Directions:
Without the pictures, output the records below word for word.

Stored records:
──────────

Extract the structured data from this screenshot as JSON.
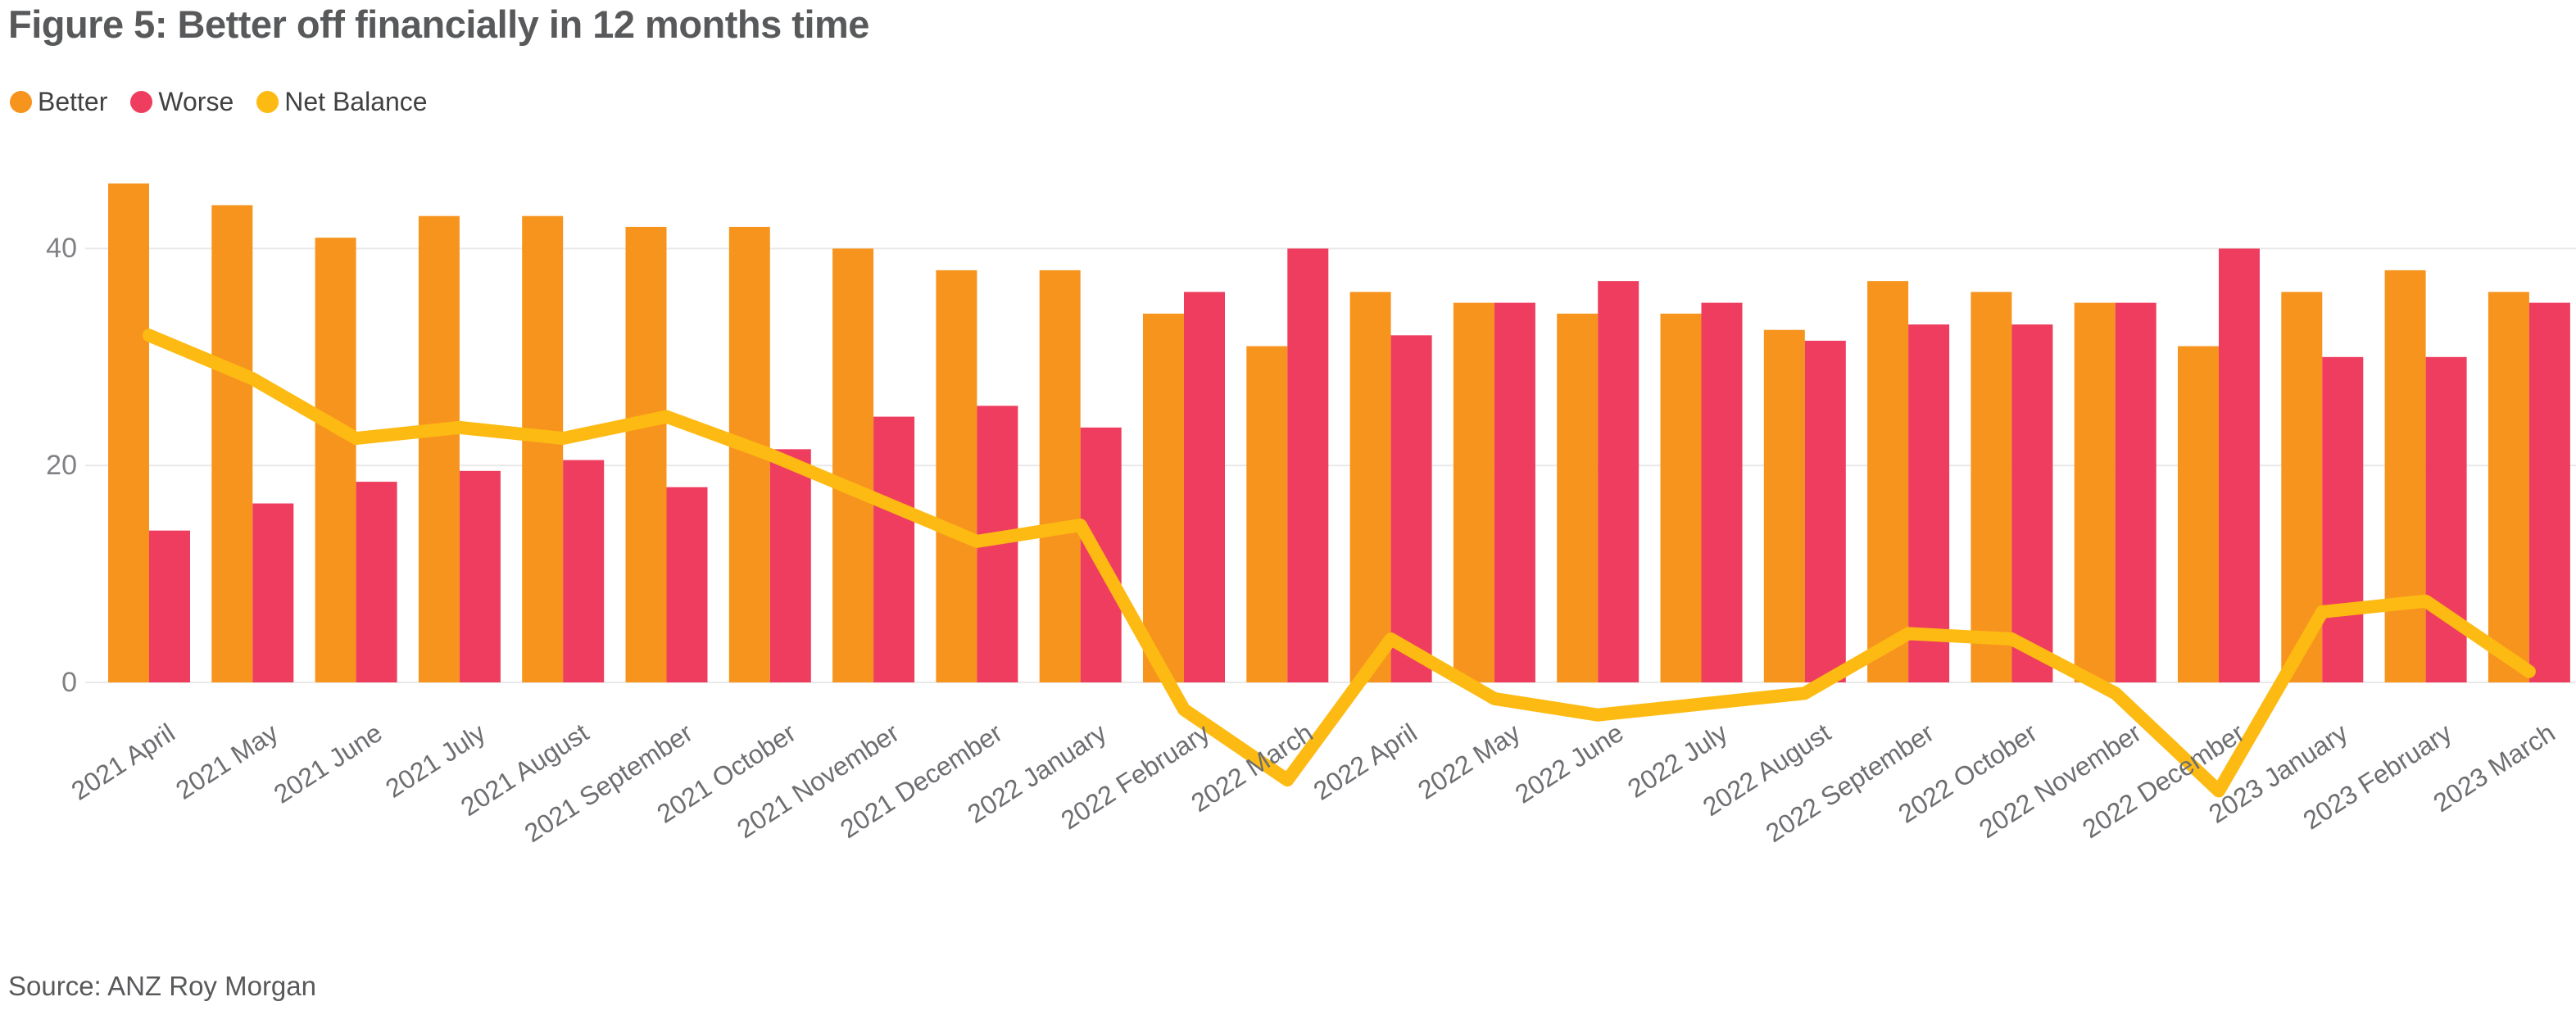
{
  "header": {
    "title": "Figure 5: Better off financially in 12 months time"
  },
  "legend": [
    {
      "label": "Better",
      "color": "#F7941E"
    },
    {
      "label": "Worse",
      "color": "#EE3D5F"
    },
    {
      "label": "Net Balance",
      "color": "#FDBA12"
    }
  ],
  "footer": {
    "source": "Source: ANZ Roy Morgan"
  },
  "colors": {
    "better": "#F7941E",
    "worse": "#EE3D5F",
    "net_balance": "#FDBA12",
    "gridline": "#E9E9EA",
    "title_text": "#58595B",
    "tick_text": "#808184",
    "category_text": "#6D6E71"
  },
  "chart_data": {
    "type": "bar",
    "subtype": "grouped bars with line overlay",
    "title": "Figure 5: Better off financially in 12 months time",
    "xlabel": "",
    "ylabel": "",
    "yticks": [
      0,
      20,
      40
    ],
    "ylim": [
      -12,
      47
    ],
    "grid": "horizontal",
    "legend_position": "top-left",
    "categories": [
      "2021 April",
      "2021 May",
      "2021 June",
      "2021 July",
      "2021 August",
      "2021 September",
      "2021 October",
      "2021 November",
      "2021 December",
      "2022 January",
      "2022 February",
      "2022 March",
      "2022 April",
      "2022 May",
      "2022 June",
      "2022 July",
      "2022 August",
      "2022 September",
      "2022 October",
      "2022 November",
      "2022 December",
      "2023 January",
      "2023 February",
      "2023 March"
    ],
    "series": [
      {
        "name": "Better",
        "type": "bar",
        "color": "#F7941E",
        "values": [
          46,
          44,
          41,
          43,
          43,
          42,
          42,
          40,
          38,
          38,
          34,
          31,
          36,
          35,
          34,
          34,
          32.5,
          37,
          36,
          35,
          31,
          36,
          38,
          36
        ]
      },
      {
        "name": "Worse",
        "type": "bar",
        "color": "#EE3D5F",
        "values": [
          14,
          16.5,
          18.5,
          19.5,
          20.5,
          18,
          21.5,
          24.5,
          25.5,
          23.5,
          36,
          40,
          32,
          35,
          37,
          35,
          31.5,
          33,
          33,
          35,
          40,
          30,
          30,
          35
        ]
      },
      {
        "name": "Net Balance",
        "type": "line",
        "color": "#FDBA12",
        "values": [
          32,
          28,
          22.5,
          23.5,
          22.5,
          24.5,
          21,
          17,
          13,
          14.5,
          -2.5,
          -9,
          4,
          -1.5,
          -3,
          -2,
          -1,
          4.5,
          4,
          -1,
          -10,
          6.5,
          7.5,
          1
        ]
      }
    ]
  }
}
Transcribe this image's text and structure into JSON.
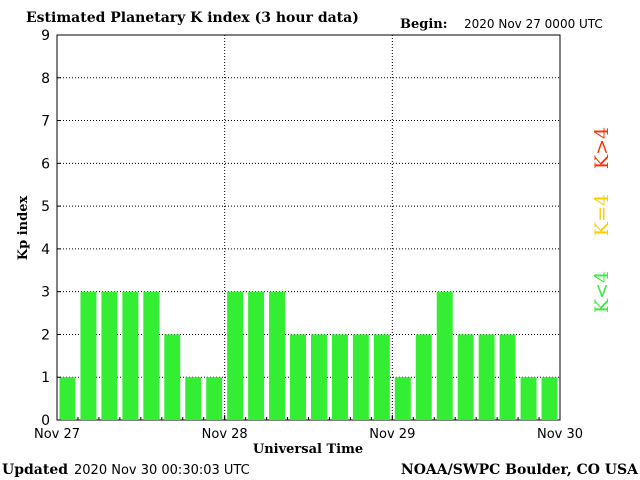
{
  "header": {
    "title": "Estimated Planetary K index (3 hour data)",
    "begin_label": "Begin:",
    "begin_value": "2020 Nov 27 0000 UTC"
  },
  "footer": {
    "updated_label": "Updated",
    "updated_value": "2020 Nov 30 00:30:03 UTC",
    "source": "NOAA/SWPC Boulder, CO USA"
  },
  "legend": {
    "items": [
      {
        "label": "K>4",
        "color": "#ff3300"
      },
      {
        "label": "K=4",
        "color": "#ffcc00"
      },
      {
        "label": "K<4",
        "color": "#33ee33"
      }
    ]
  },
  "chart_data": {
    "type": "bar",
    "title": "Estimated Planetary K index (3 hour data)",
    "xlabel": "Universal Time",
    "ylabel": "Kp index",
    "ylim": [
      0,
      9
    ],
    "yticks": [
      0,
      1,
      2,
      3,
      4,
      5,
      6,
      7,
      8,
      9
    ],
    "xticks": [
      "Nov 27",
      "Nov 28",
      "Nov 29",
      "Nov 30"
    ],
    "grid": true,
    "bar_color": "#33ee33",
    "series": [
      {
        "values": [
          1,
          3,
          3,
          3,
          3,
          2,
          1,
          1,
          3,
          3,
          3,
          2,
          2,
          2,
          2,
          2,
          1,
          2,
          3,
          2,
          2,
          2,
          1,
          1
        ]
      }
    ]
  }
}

──────────

Result of the task:
Extract the structured data from this screenshot as JSON.
{
  "header": {
    "title": "Figure 5: Better off financially in 12 months time"
  },
  "legend": [
    {
      "label": "Better",
      "color": "#F7941E"
    },
    {
      "label": "Worse",
      "color": "#EE3D5F"
    },
    {
      "label": "Net Balance",
      "color": "#FDBA12"
    }
  ],
  "footer": {
    "source": "Source: ANZ Roy Morgan"
  },
  "colors": {
    "better": "#F7941E",
    "worse": "#EE3D5F",
    "net_balance": "#FDBA12",
    "gridline": "#E9E9EA",
    "title_text": "#58595B",
    "tick_text": "#808184",
    "category_text": "#6D6E71"
  },
  "chart_data": {
    "type": "bar",
    "subtype": "grouped bars with line overlay",
    "title": "Figure 5: Better off financially in 12 months time",
    "xlabel": "",
    "ylabel": "",
    "yticks": [
      0,
      20,
      40
    ],
    "ylim": [
      -12,
      47
    ],
    "grid": "horizontal",
    "legend_position": "top-left",
    "categories": [
      "2021 April",
      "2021 May",
      "2021 June",
      "2021 July",
      "2021 August",
      "2021 September",
      "2021 October",
      "2021 November",
      "2021 December",
      "2022 January",
      "2022 February",
      "2022 March",
      "2022 April",
      "2022 May",
      "2022 June",
      "2022 July",
      "2022 August",
      "2022 September",
      "2022 October",
      "2022 November",
      "2022 December",
      "2023 January",
      "2023 February",
      "2023 March"
    ],
    "series": [
      {
        "name": "Better",
        "type": "bar",
        "color": "#F7941E",
        "values": [
          46,
          44,
          41,
          43,
          43,
          42,
          42,
          40,
          38,
          38,
          34,
          31,
          36,
          35,
          34,
          34,
          32.5,
          37,
          36,
          35,
          31,
          36,
          38,
          36
        ]
      },
      {
        "name": "Worse",
        "type": "bar",
        "color": "#EE3D5F",
        "values": [
          14,
          16.5,
          18.5,
          19.5,
          20.5,
          18,
          21.5,
          24.5,
          25.5,
          23.5,
          36,
          40,
          32,
          35,
          37,
          35,
          31.5,
          33,
          33,
          35,
          40,
          30,
          30,
          35
        ]
      },
      {
        "name": "Net Balance",
        "type": "line",
        "color": "#FDBA12",
        "values": [
          32,
          28,
          22.5,
          23.5,
          22.5,
          24.5,
          21,
          17,
          13,
          14.5,
          -2.5,
          -9,
          4,
          -1.5,
          -3,
          -2,
          -1,
          4.5,
          4,
          -1,
          -10,
          6.5,
          7.5,
          1
        ]
      }
    ]
  }
}
Transcribe this image's text and structure into JSON.
{
  "header": {
    "title": "Estimated Planetary K index (3 hour data)",
    "begin_label": "Begin:",
    "begin_value": "2020 Nov 27 0000 UTC"
  },
  "footer": {
    "updated_label": "Updated",
    "updated_value": "2020 Nov 30 00:30:03 UTC",
    "source": "NOAA/SWPC Boulder, CO USA"
  },
  "legend": {
    "items": [
      {
        "label": "K>4",
        "color": "#ff3300"
      },
      {
        "label": "K=4",
        "color": "#ffcc00"
      },
      {
        "label": "K<4",
        "color": "#33ee33"
      }
    ]
  },
  "chart_data": {
    "type": "bar",
    "title": "Estimated Planetary K index (3 hour data)",
    "xlabel": "Universal Time",
    "ylabel": "Kp index",
    "ylim": [
      0,
      9
    ],
    "yticks": [
      0,
      1,
      2,
      3,
      4,
      5,
      6,
      7,
      8,
      9
    ],
    "xticks": [
      "Nov 27",
      "Nov 28",
      "Nov 29",
      "Nov 30"
    ],
    "grid": true,
    "bar_color": "#33ee33",
    "series": [
      {
        "values": [
          1,
          3,
          3,
          3,
          3,
          2,
          1,
          1,
          3,
          3,
          3,
          2,
          2,
          2,
          2,
          2,
          1,
          2,
          3,
          2,
          2,
          2,
          1,
          1
        ]
      }
    ]
  }
}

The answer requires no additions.